* START *

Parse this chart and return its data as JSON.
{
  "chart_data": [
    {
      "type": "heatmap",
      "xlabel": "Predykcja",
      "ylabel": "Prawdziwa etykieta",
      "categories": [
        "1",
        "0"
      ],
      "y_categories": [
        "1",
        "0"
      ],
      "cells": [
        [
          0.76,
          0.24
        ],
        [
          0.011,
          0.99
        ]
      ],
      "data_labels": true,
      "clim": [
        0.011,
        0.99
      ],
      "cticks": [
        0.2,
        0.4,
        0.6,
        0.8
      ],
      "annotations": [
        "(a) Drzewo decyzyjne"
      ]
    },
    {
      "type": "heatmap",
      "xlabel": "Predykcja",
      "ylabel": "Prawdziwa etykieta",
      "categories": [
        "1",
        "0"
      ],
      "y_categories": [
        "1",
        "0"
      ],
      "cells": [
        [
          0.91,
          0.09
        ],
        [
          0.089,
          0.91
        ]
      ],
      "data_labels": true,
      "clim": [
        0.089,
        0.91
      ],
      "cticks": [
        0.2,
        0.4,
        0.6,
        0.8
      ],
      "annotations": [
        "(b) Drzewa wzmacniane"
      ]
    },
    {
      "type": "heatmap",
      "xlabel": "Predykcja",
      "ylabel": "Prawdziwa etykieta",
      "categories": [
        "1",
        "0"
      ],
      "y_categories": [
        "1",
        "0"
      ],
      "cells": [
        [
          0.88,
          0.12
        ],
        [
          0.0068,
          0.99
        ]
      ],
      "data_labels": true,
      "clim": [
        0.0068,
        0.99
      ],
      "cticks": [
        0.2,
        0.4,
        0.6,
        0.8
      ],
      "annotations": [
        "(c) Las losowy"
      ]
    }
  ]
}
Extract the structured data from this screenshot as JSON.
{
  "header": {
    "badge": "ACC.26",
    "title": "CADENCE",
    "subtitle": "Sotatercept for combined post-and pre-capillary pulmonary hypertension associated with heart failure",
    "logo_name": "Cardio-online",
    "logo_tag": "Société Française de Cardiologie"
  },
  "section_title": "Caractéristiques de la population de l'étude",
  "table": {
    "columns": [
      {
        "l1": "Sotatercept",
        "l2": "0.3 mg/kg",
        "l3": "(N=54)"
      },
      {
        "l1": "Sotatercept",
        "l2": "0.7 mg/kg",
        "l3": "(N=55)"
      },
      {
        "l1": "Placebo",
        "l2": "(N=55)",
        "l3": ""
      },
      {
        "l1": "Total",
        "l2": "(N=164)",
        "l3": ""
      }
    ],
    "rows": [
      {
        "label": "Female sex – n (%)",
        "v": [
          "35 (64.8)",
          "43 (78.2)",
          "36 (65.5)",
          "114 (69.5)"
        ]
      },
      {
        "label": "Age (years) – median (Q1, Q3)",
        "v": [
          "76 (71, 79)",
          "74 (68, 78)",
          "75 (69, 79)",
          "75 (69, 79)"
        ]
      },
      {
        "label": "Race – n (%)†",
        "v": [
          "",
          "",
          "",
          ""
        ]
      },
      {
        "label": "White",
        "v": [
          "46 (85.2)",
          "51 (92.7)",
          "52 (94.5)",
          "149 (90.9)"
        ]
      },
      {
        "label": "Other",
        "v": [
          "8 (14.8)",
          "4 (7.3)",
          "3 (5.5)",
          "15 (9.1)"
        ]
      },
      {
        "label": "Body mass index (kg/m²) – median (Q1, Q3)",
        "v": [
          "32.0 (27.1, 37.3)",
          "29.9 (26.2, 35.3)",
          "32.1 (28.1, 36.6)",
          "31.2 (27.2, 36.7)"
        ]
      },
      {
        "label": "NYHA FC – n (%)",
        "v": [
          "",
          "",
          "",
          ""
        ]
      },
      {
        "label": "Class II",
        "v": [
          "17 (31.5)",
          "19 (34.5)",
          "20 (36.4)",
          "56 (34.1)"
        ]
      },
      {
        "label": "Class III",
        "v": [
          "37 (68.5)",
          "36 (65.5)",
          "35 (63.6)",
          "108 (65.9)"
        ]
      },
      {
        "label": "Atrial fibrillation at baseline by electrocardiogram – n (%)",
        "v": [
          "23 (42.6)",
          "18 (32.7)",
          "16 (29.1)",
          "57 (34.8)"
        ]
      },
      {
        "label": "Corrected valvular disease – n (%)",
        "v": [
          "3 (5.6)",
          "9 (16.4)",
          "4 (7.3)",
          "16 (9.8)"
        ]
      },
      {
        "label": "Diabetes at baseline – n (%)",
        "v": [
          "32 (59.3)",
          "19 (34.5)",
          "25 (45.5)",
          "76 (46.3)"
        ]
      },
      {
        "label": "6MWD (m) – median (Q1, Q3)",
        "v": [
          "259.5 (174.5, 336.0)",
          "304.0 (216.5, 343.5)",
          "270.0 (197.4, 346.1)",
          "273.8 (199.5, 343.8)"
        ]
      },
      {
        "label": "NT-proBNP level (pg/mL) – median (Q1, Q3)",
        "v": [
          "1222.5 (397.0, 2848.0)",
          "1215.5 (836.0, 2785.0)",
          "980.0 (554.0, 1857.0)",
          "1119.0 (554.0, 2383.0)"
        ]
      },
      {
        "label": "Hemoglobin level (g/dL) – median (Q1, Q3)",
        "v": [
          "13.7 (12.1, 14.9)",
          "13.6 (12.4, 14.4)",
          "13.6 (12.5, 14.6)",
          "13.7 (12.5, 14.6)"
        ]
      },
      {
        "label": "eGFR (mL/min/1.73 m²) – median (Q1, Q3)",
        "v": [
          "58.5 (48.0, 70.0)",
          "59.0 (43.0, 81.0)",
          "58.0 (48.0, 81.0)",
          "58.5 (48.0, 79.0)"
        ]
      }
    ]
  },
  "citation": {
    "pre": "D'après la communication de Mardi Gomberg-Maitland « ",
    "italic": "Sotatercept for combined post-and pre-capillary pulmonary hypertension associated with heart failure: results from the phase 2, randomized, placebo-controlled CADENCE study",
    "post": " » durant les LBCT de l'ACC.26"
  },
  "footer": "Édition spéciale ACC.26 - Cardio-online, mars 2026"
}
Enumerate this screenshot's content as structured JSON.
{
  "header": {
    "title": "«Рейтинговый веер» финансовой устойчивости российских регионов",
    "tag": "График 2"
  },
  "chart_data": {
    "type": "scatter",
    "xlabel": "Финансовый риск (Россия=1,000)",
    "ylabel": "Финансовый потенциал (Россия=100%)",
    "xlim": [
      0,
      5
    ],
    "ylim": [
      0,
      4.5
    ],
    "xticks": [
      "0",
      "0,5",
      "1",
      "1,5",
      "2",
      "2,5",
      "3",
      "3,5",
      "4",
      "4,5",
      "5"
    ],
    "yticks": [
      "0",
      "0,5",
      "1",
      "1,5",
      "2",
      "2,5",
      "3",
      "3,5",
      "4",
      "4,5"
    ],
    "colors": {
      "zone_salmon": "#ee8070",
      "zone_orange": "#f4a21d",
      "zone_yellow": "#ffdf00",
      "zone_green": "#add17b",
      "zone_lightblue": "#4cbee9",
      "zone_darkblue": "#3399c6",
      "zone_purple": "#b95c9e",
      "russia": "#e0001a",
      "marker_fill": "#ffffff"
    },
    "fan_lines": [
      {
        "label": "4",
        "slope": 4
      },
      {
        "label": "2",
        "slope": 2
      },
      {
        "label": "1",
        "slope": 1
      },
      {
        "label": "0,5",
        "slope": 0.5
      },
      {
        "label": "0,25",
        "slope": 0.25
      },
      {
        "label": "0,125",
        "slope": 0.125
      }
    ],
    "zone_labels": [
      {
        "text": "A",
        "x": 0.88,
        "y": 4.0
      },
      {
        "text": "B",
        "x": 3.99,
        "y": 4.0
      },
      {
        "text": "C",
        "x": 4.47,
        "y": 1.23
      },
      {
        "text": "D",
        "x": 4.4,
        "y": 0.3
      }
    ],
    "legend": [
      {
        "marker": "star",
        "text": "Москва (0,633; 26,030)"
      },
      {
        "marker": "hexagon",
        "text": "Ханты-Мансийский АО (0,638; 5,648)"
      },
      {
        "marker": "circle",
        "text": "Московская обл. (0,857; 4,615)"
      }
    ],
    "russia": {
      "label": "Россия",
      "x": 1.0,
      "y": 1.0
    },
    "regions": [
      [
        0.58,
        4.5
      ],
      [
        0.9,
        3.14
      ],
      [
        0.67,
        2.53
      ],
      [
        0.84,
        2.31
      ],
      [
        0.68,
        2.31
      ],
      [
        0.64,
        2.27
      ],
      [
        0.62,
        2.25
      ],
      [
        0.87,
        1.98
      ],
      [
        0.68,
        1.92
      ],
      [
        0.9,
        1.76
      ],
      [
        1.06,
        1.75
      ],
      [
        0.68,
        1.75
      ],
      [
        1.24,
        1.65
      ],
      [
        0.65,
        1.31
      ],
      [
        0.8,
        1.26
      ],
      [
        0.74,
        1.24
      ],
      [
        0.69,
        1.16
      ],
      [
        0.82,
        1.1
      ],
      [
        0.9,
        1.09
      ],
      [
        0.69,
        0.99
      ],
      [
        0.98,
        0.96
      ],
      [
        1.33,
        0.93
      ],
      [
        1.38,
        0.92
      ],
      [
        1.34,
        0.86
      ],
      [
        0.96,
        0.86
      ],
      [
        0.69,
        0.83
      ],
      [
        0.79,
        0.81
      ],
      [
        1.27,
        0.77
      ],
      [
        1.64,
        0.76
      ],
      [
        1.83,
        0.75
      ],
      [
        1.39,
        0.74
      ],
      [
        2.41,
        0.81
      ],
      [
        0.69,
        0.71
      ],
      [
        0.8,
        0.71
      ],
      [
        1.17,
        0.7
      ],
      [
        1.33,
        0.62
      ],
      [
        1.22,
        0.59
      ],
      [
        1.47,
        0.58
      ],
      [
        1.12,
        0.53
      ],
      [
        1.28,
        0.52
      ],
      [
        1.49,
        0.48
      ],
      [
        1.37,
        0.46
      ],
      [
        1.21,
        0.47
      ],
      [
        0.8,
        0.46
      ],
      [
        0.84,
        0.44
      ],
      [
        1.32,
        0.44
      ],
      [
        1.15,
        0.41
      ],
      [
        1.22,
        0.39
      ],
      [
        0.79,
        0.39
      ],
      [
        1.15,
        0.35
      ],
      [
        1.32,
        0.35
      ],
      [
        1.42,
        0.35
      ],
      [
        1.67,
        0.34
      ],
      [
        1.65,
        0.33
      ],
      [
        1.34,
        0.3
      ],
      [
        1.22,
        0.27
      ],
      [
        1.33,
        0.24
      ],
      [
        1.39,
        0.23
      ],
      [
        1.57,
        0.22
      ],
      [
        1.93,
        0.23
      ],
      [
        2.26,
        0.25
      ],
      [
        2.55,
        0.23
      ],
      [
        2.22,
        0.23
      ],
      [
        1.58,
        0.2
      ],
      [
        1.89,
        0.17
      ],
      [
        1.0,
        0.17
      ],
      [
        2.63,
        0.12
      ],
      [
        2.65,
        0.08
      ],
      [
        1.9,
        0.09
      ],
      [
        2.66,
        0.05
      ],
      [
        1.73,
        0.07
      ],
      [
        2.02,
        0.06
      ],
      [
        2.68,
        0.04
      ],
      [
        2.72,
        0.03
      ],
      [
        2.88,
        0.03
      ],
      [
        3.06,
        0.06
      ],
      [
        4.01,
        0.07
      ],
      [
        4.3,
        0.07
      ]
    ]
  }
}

* END *

- _Problem to solve_
Return each line where "pulmonary" shows up.

- _Result of the exercise_
    "subtitle": "Sotatercept for combined post-and pre-capillary pulmonary hypertension associated with heart failure",
    "italic": "Sotatercept for combined post-and pre-capillary pulmonary hypertension associated with heart failure: results from the phase 2, randomized, placebo-controlled CADENCE study",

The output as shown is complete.